RECORD SET:
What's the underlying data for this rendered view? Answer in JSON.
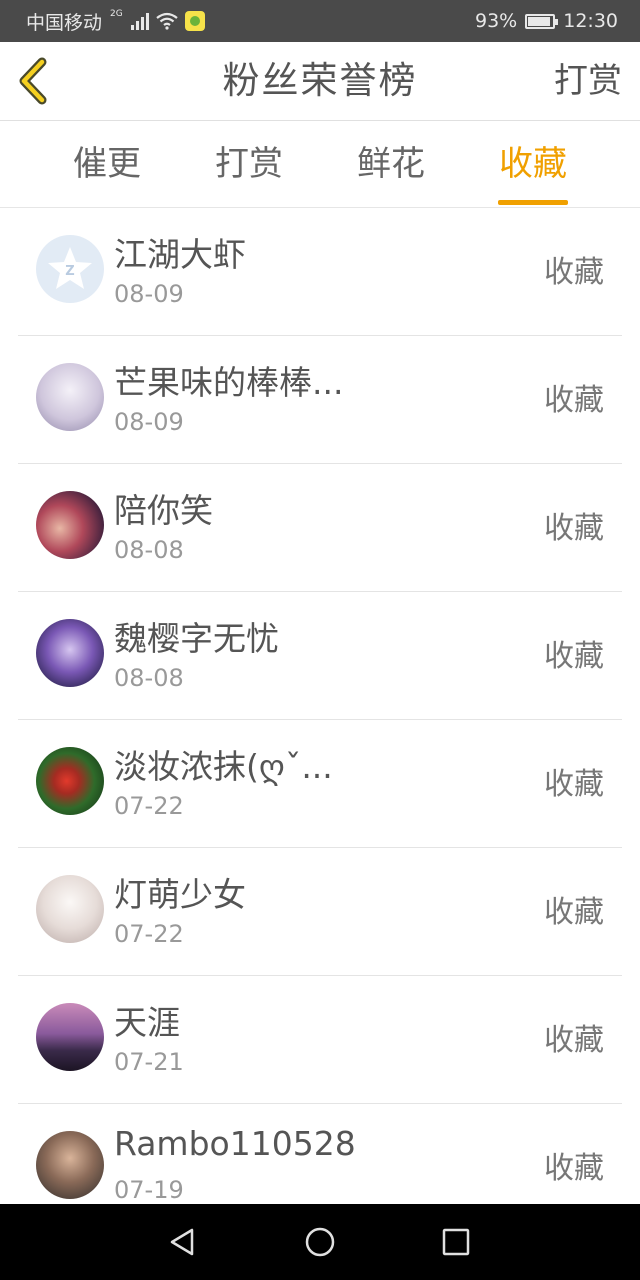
{
  "status_bar": {
    "carrier": "中国移动",
    "network": "2G",
    "battery": "93%",
    "battery_level": 0.93,
    "time": "12:30"
  },
  "header": {
    "title": "粉丝荣誉榜",
    "action_label": "打赏",
    "back_icon": "chevron-left-icon",
    "accent_color": "#f0a000"
  },
  "tabs": [
    {
      "label": "催更",
      "active": false
    },
    {
      "label": "打赏",
      "active": false
    },
    {
      "label": "鲜花",
      "active": false
    },
    {
      "label": "收藏",
      "active": true
    }
  ],
  "list": [
    {
      "name": "江湖大虾",
      "date": "08-09",
      "action": "收藏"
    },
    {
      "name": "芒果味的棒棒...",
      "date": "08-09",
      "action": "收藏"
    },
    {
      "name": "陪你笑",
      "date": "08-08",
      "action": "收藏"
    },
    {
      "name": "魏樱字无忧",
      "date": "08-08",
      "action": "收藏"
    },
    {
      "name": "淡妆浓抹(ღˇ...",
      "date": "07-22",
      "action": "收藏"
    },
    {
      "name": "灯萌少女",
      "date": "07-22",
      "action": "收藏"
    },
    {
      "name": "天涯",
      "date": "07-21",
      "action": "收藏"
    },
    {
      "name": "Rambo110528",
      "date": "07-19",
      "action": "收藏"
    }
  ],
  "nav": {
    "back_icon": "triangle-back-icon",
    "home_icon": "circle-home-icon",
    "recent_icon": "square-recent-icon"
  }
}
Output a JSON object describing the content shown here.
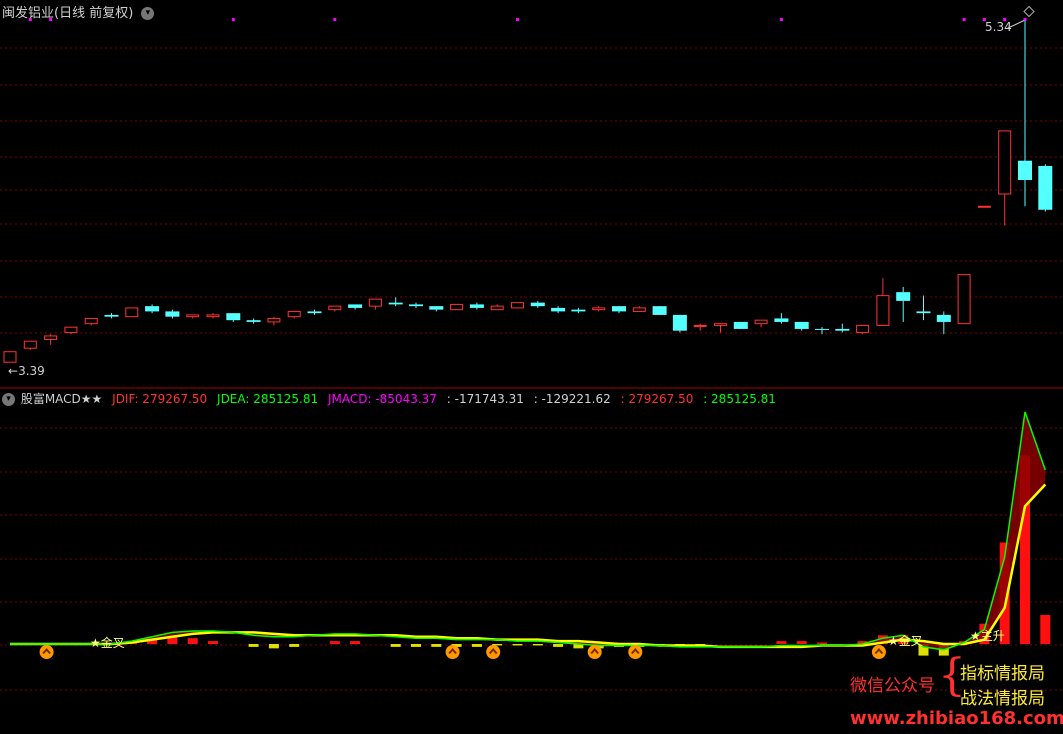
{
  "title": {
    "stock_name": "闽发铝业",
    "period": "(日线 前复权)",
    "dropdown_icon": "chevron-down-icon"
  },
  "price_labels": {
    "high": "5.34",
    "low": "3.39"
  },
  "indicator_header": {
    "name": "股富MACD★★",
    "jdif_label": "JDIF: 279267.50",
    "jdea_label": "JDEA: 285125.81",
    "jmacd_label": "JMACD: -85043.37",
    "val4": ": -171743.31",
    "val5": ": -129221.62",
    "val6": ": 279267.50",
    "val7": ": 285125.81"
  },
  "signals": {
    "golden_cross_1": "★金叉",
    "golden_cross_2": "★金叉",
    "rise": "★主升"
  },
  "watermark": {
    "wechat": "微信公众号",
    "line1": "指标情报局",
    "line2": "战法情报局",
    "url": "www.zhibiao168.com"
  },
  "colors": {
    "up": "#ff3232",
    "down": "#54ffff",
    "dif": "#ffff00",
    "dea": "#00ff00",
    "grid": "#800000",
    "magenta": "#ff00ff"
  },
  "candles": [
    {
      "o": 3.39,
      "h": 3.45,
      "l": 3.39,
      "c": 3.45,
      "up": true
    },
    {
      "o": 3.47,
      "h": 3.51,
      "l": 3.46,
      "c": 3.51,
      "up": true
    },
    {
      "o": 3.52,
      "h": 3.55,
      "l": 3.49,
      "c": 3.54,
      "up": true
    },
    {
      "o": 3.56,
      "h": 3.59,
      "l": 3.55,
      "c": 3.59,
      "up": true
    },
    {
      "o": 3.61,
      "h": 3.64,
      "l": 3.6,
      "c": 3.64,
      "up": true
    },
    {
      "o": 3.66,
      "h": 3.67,
      "l": 3.64,
      "c": 3.65,
      "up": false
    },
    {
      "o": 3.65,
      "h": 3.7,
      "l": 3.65,
      "c": 3.7,
      "up": true
    },
    {
      "o": 3.71,
      "h": 3.72,
      "l": 3.67,
      "c": 3.68,
      "up": false
    },
    {
      "o": 3.68,
      "h": 3.69,
      "l": 3.64,
      "c": 3.65,
      "up": false
    },
    {
      "o": 3.65,
      "h": 3.66,
      "l": 3.64,
      "c": 3.66,
      "up": true
    },
    {
      "o": 3.65,
      "h": 3.67,
      "l": 3.64,
      "c": 3.66,
      "up": true
    },
    {
      "o": 3.67,
      "h": 3.67,
      "l": 3.62,
      "c": 3.63,
      "up": false
    },
    {
      "o": 3.63,
      "h": 3.64,
      "l": 3.61,
      "c": 3.62,
      "up": false
    },
    {
      "o": 3.62,
      "h": 3.65,
      "l": 3.6,
      "c": 3.64,
      "up": true
    },
    {
      "o": 3.65,
      "h": 3.68,
      "l": 3.64,
      "c": 3.68,
      "up": true
    },
    {
      "o": 3.68,
      "h": 3.69,
      "l": 3.66,
      "c": 3.67,
      "up": false
    },
    {
      "o": 3.69,
      "h": 3.71,
      "l": 3.68,
      "c": 3.71,
      "up": true
    },
    {
      "o": 3.72,
      "h": 3.72,
      "l": 3.69,
      "c": 3.7,
      "up": false
    },
    {
      "o": 3.71,
      "h": 3.75,
      "l": 3.69,
      "c": 3.75,
      "up": true
    },
    {
      "o": 3.73,
      "h": 3.76,
      "l": 3.71,
      "c": 3.72,
      "up": false
    },
    {
      "o": 3.72,
      "h": 3.73,
      "l": 3.7,
      "c": 3.71,
      "up": false
    },
    {
      "o": 3.71,
      "h": 3.71,
      "l": 3.68,
      "c": 3.69,
      "up": false
    },
    {
      "o": 3.69,
      "h": 3.72,
      "l": 3.69,
      "c": 3.72,
      "up": true
    },
    {
      "o": 3.72,
      "h": 3.73,
      "l": 3.69,
      "c": 3.7,
      "up": false
    },
    {
      "o": 3.69,
      "h": 3.72,
      "l": 3.69,
      "c": 3.71,
      "up": true
    },
    {
      "o": 3.7,
      "h": 3.73,
      "l": 3.7,
      "c": 3.73,
      "up": true
    },
    {
      "o": 3.73,
      "h": 3.74,
      "l": 3.7,
      "c": 3.71,
      "up": false
    },
    {
      "o": 3.7,
      "h": 3.71,
      "l": 3.67,
      "c": 3.68,
      "up": false
    },
    {
      "o": 3.69,
      "h": 3.7,
      "l": 3.67,
      "c": 3.68,
      "up": false
    },
    {
      "o": 3.69,
      "h": 3.71,
      "l": 3.68,
      "c": 3.7,
      "up": true
    },
    {
      "o": 3.71,
      "h": 3.71,
      "l": 3.67,
      "c": 3.68,
      "up": false
    },
    {
      "o": 3.68,
      "h": 3.71,
      "l": 3.68,
      "c": 3.7,
      "up": true
    },
    {
      "o": 3.71,
      "h": 3.71,
      "l": 3.66,
      "c": 3.66,
      "up": false
    },
    {
      "o": 3.66,
      "h": 3.66,
      "l": 3.56,
      "c": 3.57,
      "up": false
    },
    {
      "o": 3.6,
      "h": 3.61,
      "l": 3.57,
      "c": 3.6,
      "up": true
    },
    {
      "o": 3.61,
      "h": 3.61,
      "l": 3.56,
      "c": 3.6,
      "up": true
    },
    {
      "o": 3.62,
      "h": 3.62,
      "l": 3.58,
      "c": 3.58,
      "up": false
    },
    {
      "o": 3.61,
      "h": 3.63,
      "l": 3.59,
      "c": 3.63,
      "up": true
    },
    {
      "o": 3.64,
      "h": 3.67,
      "l": 3.61,
      "c": 3.62,
      "up": false
    },
    {
      "o": 3.62,
      "h": 3.62,
      "l": 3.57,
      "c": 3.58,
      "up": false
    },
    {
      "o": 3.58,
      "h": 3.59,
      "l": 3.55,
      "c": 3.58,
      "up": false
    },
    {
      "o": 3.58,
      "h": 3.61,
      "l": 3.56,
      "c": 3.57,
      "up": false
    },
    {
      "o": 3.56,
      "h": 3.6,
      "l": 3.55,
      "c": 3.6,
      "up": true
    },
    {
      "o": 3.6,
      "h": 3.87,
      "l": 3.6,
      "c": 3.77,
      "up": true
    },
    {
      "o": 3.79,
      "h": 3.82,
      "l": 3.62,
      "c": 3.74,
      "up": false
    },
    {
      "o": 3.68,
      "h": 3.77,
      "l": 3.63,
      "c": 3.67,
      "up": false
    },
    {
      "o": 3.66,
      "h": 3.68,
      "l": 3.55,
      "c": 3.62,
      "up": false
    },
    {
      "o": 3.61,
      "h": 3.89,
      "l": 3.61,
      "c": 3.89,
      "up": true
    },
    {
      "o": 4.28,
      "h": 4.28,
      "l": 4.28,
      "c": 4.28,
      "up": true
    },
    {
      "o": 4.35,
      "h": 4.71,
      "l": 4.17,
      "c": 4.71,
      "up": true
    },
    {
      "o": 4.54,
      "h": 5.34,
      "l": 4.28,
      "c": 4.43,
      "up": false
    },
    {
      "o": 4.51,
      "h": 4.52,
      "l": 4.25,
      "c": 4.26,
      "up": false
    }
  ],
  "macd": {
    "dif": [
      0,
      0,
      0,
      0,
      0,
      0,
      2,
      5,
      8,
      9,
      9,
      8,
      6,
      5,
      5,
      6,
      7,
      7,
      6,
      5,
      4,
      4,
      3,
      3,
      3,
      2,
      2,
      1,
      0,
      -1,
      -1,
      -1,
      -1,
      -2,
      -2,
      -2,
      -2,
      -2,
      -1,
      -1,
      -1,
      -1,
      0,
      4,
      6,
      -2,
      -4,
      1,
      10,
      60,
      160,
      120
    ],
    "dea": [
      0,
      0,
      0,
      0,
      0,
      0,
      1,
      3,
      5,
      7,
      8,
      8,
      8,
      7,
      6,
      6,
      6,
      6,
      6,
      6,
      5,
      5,
      4,
      4,
      3,
      3,
      3,
      2,
      2,
      1,
      0,
      0,
      -1,
      -1,
      -1,
      -2,
      -2,
      -2,
      -2,
      -2,
      -1,
      -1,
      -1,
      1,
      3,
      2,
      0,
      0,
      3,
      25,
      95,
      110
    ],
    "hist": [
      0,
      0,
      0,
      0,
      0,
      0,
      2,
      4,
      6,
      4,
      2,
      0,
      -2,
      -3,
      -2,
      0,
      2,
      2,
      0,
      -2,
      -2,
      -2,
      -2,
      -2,
      -1,
      -1,
      -1,
      -2,
      -3,
      -3,
      -2,
      -2,
      -1,
      -2,
      -2,
      0,
      0,
      0,
      2,
      2,
      1,
      0,
      2,
      6,
      6,
      -8,
      -8,
      2,
      14,
      70,
      130,
      20
    ]
  },
  "magenta_marks": [
    1,
    2,
    11,
    16,
    25,
    38,
    47,
    48,
    49,
    50
  ]
}
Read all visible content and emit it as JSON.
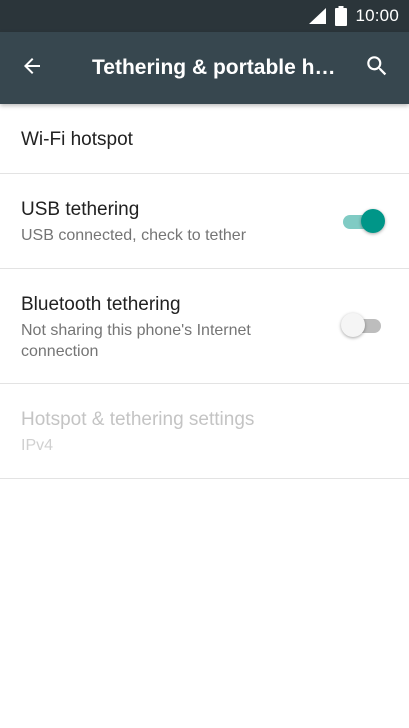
{
  "status_bar": {
    "time": "10:00",
    "icons": [
      "signal-icon",
      "battery-icon"
    ]
  },
  "toolbar": {
    "back_icon": "arrow-back-icon",
    "title": "Tethering & portable hotspot",
    "search_icon": "search-icon"
  },
  "items": {
    "wifi_hotspot": {
      "title": "Wi-Fi hotspot"
    },
    "usb_tethering": {
      "title": "USB tethering",
      "summary": "USB connected, check to tether",
      "switch_on": true
    },
    "bluetooth_tethering": {
      "title": "Bluetooth tethering",
      "summary": "Not sharing this phone's Internet connection",
      "switch_on": false
    },
    "hotspot_settings": {
      "title": "Hotspot & tethering settings",
      "summary": "IPv4",
      "enabled": false
    }
  },
  "colors": {
    "status_bar": "#2b353a",
    "toolbar": "#37474f",
    "accent": "#009688",
    "accent_track": "#80cbc4",
    "switch_off_thumb": "#f5f5f5",
    "switch_off_track": "#bdbdbd"
  }
}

YOUR OBJECTIVE:
Copy out each line of the material that holds the word "JSON".

WRITTEN SOLUTION:
What's the underlying data for this rendered view? Answer in JSON.
Output a JSON object describing the content shown here.
Read all visible content and emit it as JSON.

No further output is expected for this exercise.